(Prompt)
Extract the lines that hold the string "Социальная".

(Record extracts)
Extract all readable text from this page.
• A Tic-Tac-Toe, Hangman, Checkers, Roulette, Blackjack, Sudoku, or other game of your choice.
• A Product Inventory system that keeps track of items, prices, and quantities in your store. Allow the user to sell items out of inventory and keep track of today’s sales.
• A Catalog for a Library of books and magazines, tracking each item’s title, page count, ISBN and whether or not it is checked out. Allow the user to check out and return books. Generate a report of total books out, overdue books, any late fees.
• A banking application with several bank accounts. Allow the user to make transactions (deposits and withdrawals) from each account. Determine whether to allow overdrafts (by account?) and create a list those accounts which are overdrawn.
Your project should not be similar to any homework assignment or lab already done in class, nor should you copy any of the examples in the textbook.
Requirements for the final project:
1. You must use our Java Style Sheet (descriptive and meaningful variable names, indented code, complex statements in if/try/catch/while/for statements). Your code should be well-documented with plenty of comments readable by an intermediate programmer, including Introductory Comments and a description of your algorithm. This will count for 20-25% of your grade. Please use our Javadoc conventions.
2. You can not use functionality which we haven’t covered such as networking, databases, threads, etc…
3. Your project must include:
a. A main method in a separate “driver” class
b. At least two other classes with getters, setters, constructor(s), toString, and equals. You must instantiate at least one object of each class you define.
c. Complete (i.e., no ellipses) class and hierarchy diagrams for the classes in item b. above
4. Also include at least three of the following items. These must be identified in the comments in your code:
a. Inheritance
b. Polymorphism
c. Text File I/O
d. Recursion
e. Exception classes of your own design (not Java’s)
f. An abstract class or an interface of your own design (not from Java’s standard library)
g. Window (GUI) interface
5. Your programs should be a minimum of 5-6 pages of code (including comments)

...

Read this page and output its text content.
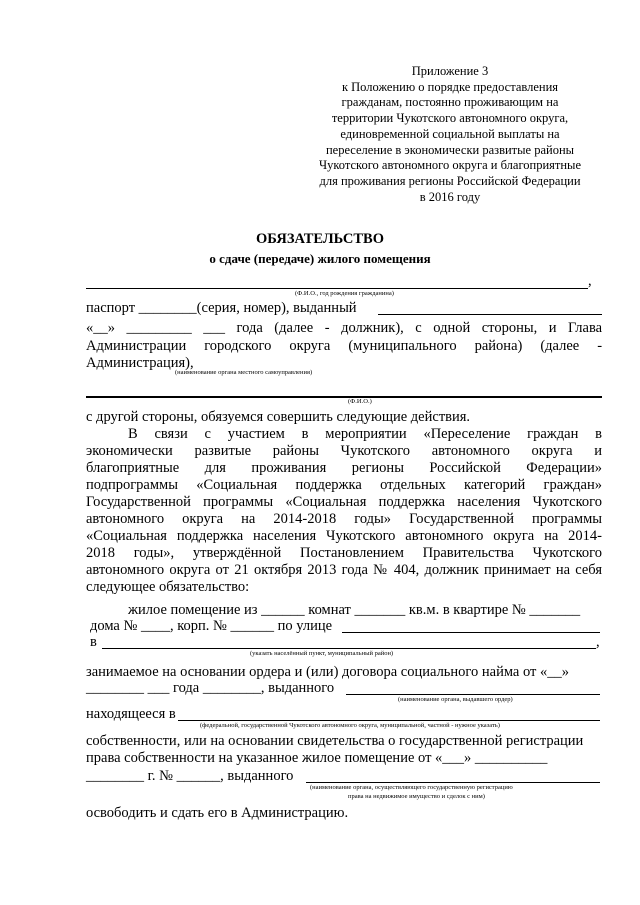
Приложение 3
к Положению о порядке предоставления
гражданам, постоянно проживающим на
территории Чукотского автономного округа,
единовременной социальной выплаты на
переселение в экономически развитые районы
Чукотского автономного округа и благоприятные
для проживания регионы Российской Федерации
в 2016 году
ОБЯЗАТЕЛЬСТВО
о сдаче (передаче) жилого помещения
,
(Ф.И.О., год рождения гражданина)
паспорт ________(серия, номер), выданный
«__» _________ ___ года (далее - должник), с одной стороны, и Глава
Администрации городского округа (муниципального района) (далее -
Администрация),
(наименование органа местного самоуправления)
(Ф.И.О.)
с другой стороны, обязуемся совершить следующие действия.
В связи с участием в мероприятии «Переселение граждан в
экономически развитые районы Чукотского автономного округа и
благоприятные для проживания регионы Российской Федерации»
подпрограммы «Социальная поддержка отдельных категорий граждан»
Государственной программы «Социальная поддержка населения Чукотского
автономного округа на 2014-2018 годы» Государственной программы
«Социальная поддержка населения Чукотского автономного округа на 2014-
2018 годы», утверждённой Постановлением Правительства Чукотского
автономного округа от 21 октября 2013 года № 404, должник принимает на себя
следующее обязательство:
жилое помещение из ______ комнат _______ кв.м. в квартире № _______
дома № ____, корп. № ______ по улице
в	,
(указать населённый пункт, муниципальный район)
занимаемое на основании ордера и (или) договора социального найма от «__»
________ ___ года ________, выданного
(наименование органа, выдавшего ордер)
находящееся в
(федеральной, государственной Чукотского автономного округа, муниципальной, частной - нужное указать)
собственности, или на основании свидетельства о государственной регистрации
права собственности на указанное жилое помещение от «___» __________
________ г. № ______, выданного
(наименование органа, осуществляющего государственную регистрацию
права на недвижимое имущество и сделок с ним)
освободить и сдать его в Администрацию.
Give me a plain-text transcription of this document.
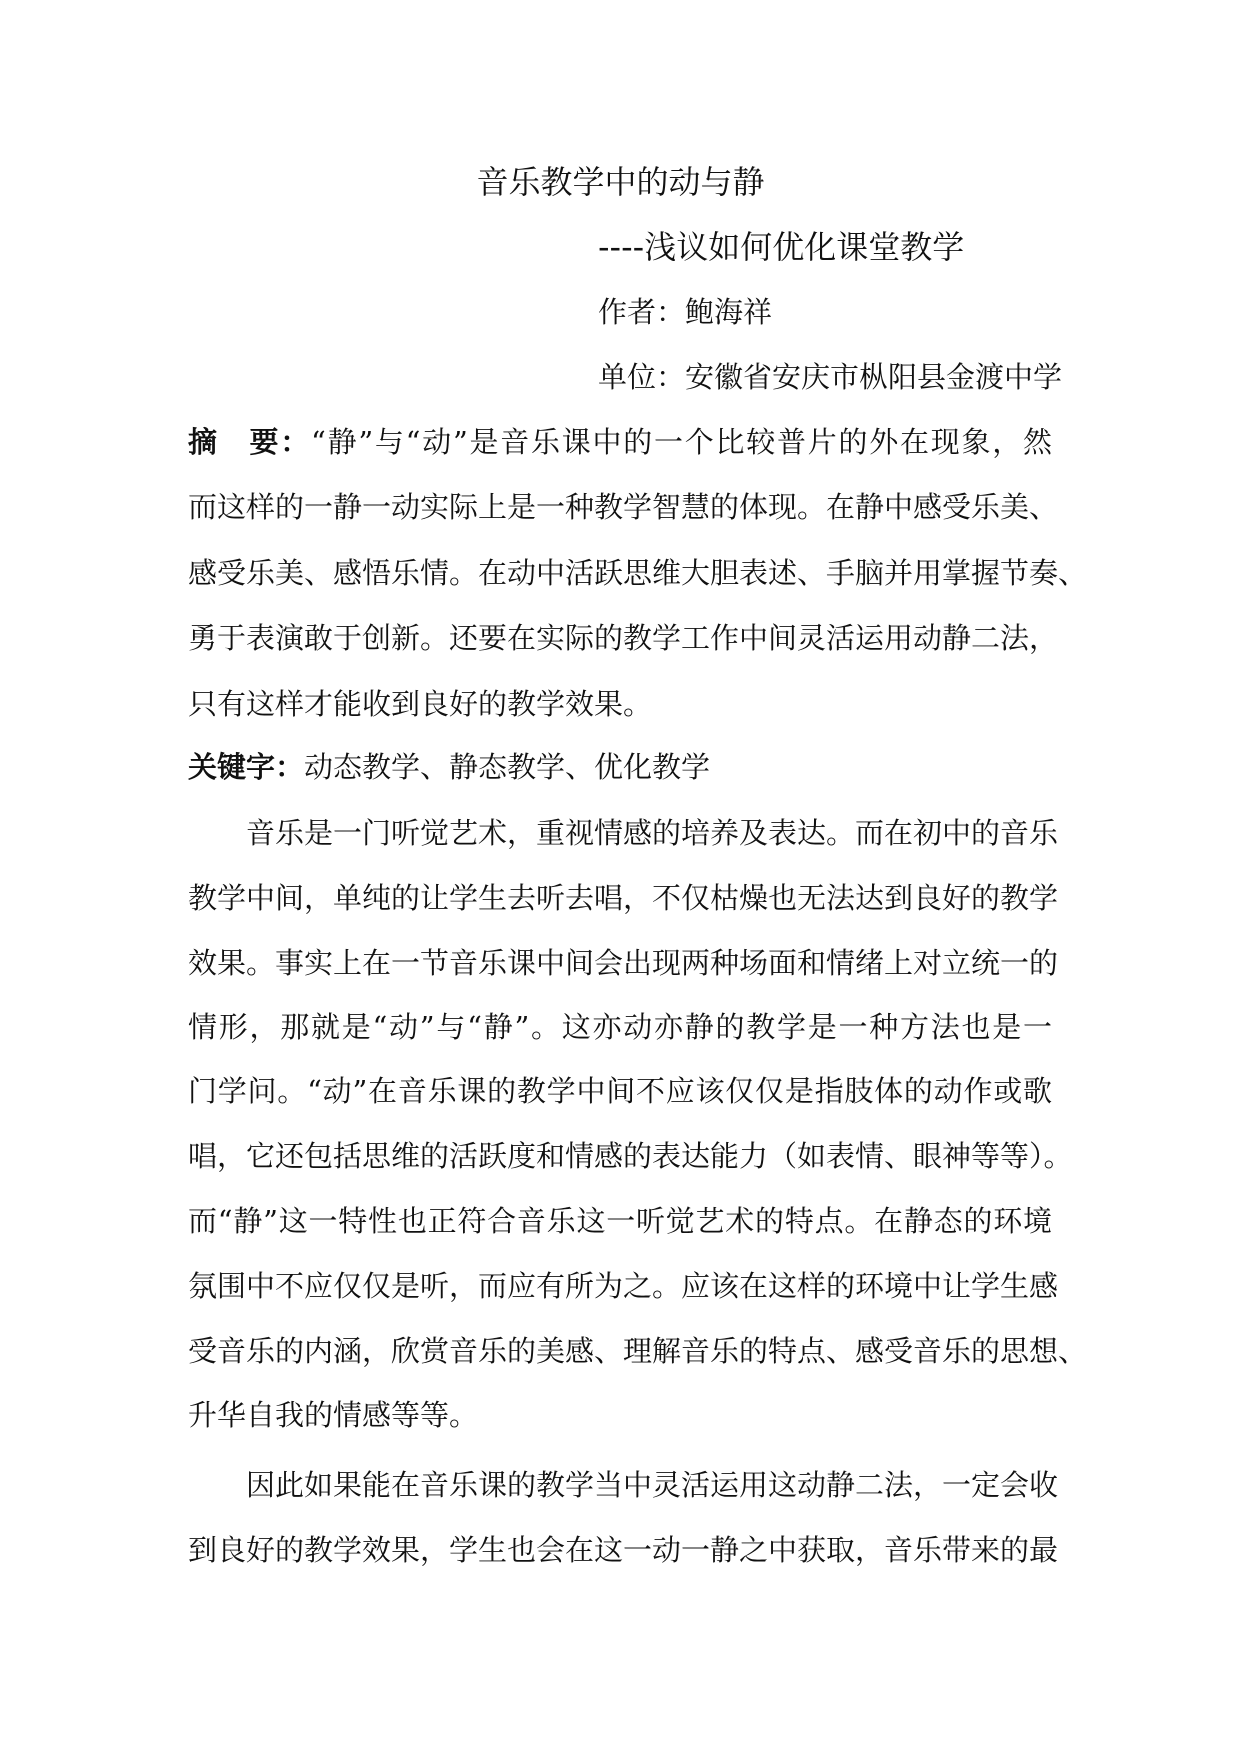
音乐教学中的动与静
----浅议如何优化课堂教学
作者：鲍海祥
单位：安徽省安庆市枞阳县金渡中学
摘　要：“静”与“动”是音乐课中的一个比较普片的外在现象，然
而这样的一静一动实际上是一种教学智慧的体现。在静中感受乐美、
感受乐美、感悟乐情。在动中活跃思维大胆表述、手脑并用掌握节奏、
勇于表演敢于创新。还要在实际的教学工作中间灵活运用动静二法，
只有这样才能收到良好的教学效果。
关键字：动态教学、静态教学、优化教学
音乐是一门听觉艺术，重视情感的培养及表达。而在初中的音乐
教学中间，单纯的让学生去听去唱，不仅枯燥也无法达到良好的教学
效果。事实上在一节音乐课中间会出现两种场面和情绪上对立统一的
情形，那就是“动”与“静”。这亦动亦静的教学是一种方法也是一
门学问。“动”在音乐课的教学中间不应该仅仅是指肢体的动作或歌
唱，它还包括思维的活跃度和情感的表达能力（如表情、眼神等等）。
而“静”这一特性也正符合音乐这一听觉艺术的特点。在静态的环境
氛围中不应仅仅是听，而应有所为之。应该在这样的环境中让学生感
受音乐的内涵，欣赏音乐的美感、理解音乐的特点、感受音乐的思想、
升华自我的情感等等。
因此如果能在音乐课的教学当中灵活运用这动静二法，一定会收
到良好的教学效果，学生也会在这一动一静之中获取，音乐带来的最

(Answer to this exercise)
подпрограммы «Социальная поддержка отдельных категорий граждан»
Государственной программы «Социальная поддержка населения Чукотского
«Социальная поддержка населения Чукотского автономного округа на 2014-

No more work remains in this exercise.